# [Job]
Lift out each line of the data that holds "class".

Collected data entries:

%%

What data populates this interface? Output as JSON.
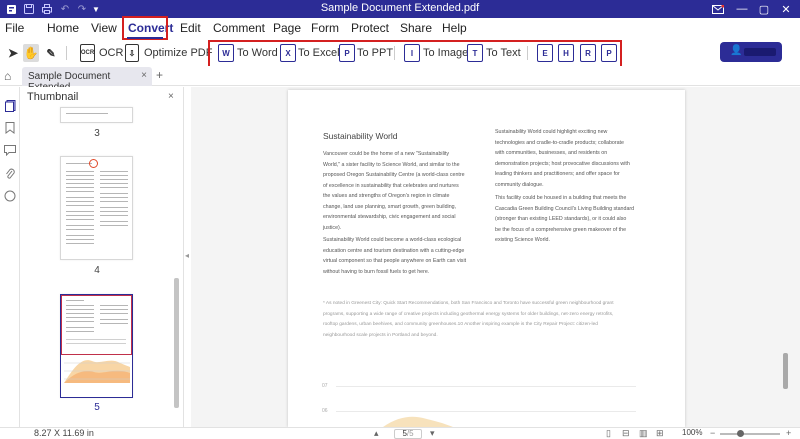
{
  "window": {
    "title": "Sample Document Extended.pdf",
    "quick_icons": [
      "app-logo-icon",
      "save-icon",
      "print-icon",
      "undo-icon",
      "redo-icon",
      "quick-access-dropdown-icon"
    ],
    "controls": [
      "mail-icon",
      "minimize-icon",
      "maximize-icon",
      "close-icon"
    ]
  },
  "menu": {
    "items": [
      "File",
      "Home",
      "View",
      "Convert",
      "Edit",
      "Comment",
      "Page",
      "Form",
      "Protect",
      "Share",
      "Help"
    ],
    "active": "Convert"
  },
  "toolbar": {
    "tools_left": [
      "select-cursor-icon",
      "hand-tool-icon",
      "edit-tool-icon"
    ],
    "ocr_label": "OCR",
    "optimize_label": "Optimize PDF",
    "convert_buttons": [
      "To Word",
      "To Excel",
      "To PPT",
      "To Image",
      "To Text"
    ],
    "convert_icon_labels": [
      "W",
      "X",
      "P",
      "I",
      "T"
    ],
    "format_icon_labels": [
      "E",
      "H",
      "R",
      "P"
    ],
    "user_name": ""
  },
  "tabs": {
    "document_tab": "Sample Document Extended",
    "close_glyph": "×",
    "add_glyph": "+"
  },
  "sidebar": {
    "rail": [
      "page-thumbnail-icon",
      "bookmark-icon",
      "comment-icon",
      "attachment-icon",
      "search-icon"
    ],
    "panel_title": "Thumbnail",
    "close_glyph": "×",
    "thumbnails": [
      {
        "page": "3",
        "selected": false
      },
      {
        "page": "4",
        "selected": false
      },
      {
        "page": "5",
        "selected": true
      }
    ]
  },
  "document": {
    "heading": "Sustainability World",
    "col1_para1": [
      "Vancouver could be the home of a new \"Sustainability",
      "World,\" a sister facility to Science World, and similar to the",
      "proposed Oregon Sustainability Centre (a world-class centre",
      "of excellence in sustainability that celebrates and nurtures",
      "the values and strengths of Oregon's region in climate",
      "change, land use planning, smart growth, green building,",
      "environmental stewardship, civic engagement and social",
      "justice)."
    ],
    "col1_para2": [
      "Sustainability World could become a world-class ecological",
      "education centre and tourism destination with a cutting-edge",
      "virtual component so that people anywhere on Earth can visit",
      "without having to burn fossil fuels to get here."
    ],
    "col2_para1": [
      "Sustainability World could highlight exciting new",
      "technologies and cradle-to-cradle products; collaborate",
      "with communities, businesses, and residents on",
      "demonstration projects; host provocative discussions with",
      "leading thinkers and practitioners; and offer space for",
      "community dialogue."
    ],
    "col2_para2": [
      "This facility could be housed in a building that meets the",
      "Cascadia Green Building Council's Living Building standard",
      "(stronger than existing LEED standards), or it could also",
      "be the focus of a comprehensive green makeover of the",
      "existing Science World."
    ],
    "footnote": [
      "* As noted in Greenest City: Quick Start Recommendations, both San Francisco and Toronto have successful green neighbourhood grant",
      "programs, supporting a wide range of creative projects including geothermal energy systems for older buildings, net-zero energy retrofits,",
      "rooftop gardens, urban beehives, and community greenhouses.10 Another inspiring example is the City Repair Project: citizen-led",
      "neighbourhood scale projects in Portland and beyond."
    ],
    "chart_ticks": [
      "07",
      "06"
    ]
  },
  "status": {
    "page_size": "8.27 X 11.69 in",
    "current_page": "5",
    "page_count": "/5",
    "zoom": "100%"
  }
}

%%

# [Task solution]
      "proposed Oregon Sustainability Centre (a world-class centre",
      "Sustainability World could become a world-class ecological",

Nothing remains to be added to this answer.